### Prompt
Print the records again, character for character.

### Provided material
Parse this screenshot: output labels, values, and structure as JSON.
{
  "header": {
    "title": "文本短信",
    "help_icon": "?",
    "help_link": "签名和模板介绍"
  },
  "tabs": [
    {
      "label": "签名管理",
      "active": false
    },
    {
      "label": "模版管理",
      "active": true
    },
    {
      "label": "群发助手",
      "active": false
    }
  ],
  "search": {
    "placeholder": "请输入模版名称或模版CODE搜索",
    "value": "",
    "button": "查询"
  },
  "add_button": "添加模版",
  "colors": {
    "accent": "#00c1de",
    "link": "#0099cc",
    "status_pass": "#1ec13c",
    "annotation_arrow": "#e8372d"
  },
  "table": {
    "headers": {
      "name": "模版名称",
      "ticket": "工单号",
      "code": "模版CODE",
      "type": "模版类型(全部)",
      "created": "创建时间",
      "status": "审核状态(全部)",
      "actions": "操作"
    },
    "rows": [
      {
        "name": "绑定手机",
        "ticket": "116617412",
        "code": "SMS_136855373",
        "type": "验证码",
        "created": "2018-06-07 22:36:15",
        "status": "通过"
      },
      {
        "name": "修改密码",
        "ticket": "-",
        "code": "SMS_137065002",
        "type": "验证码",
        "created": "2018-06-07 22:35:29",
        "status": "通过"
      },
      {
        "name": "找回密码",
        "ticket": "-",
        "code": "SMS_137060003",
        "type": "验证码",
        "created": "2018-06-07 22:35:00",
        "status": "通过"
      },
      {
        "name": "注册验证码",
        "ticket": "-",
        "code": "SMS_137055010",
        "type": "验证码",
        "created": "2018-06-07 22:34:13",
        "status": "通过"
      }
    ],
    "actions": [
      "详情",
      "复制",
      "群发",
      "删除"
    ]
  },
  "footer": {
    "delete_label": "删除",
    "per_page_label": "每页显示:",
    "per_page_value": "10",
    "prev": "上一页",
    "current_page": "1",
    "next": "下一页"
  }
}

### Output below
Parse this screenshot: output labels, values, and structure as JSON.
{
  "header": {
    "title": "文本短信",
    "help_icon": "?",
    "help_link": "签名和模板介绍"
  },
  "tabs": [
    {
      "label": "签名管理",
      "active": false
    },
    {
      "label": "模版管理",
      "active": true
    },
    {
      "label": "群发助手",
      "active": false
    }
  ],
  "search": {
    "placeholder": "请输入模版名称或模版CODE搜索",
    "value": "",
    "button": "查询"
  },
  "add_button": "添加模版",
  "colors": {
    "accent": "#00c1de",
    "link": "#0099cc",
    "status_pass": "#1ec13c",
    "annotation_arrow": "#e8372d"
  },
  "table": {
    "headers": {
      "name": "模版名称",
      "ticket": "工单号",
      "code": "模版CODE",
      "type": "模版类型(全部)",
      "created": "创建时间",
      "status": "审核状态(全部)",
      "actions": "操作"
    },
    "rows": [
      {
        "name": "绑定手机",
        "ticket": "116617412",
        "code": "SMS_136855373",
        "type": "验证码",
        "created": "2018-06-07 22:36:15",
        "status": "通过"
      },
      {
        "name": "修改密码",
        "ticket": "-",
        "code": "SMS_137065002",
        "type": "验证码",
        "created": "2018-06-07 22:35:29",
        "status": "通过"
      },
      {
        "name": "找回密码",
        "ticket": "-",
        "code": "SMS_137060003",
        "type": "验证码",
        "created": "2018-06-07 22:35:00",
        "status": "通过"
      },
      {
        "name": "注册验证码",
        "ticket": "-",
        "code": "SMS_137055010",
        "type": "验证码",
        "created": "2018-06-07 22:34:13",
        "status": "通过"
      }
    ],
    "actions": [
      "详情",
      "复制",
      "群发",
      "删除"
    ]
  },
  "footer": {
    "delete_label": "删除",
    "per_page_label": "每页显示:",
    "per_page_value": "10",
    "prev": "上一页",
    "current_page": "1",
    "next": "下一页"
  }
}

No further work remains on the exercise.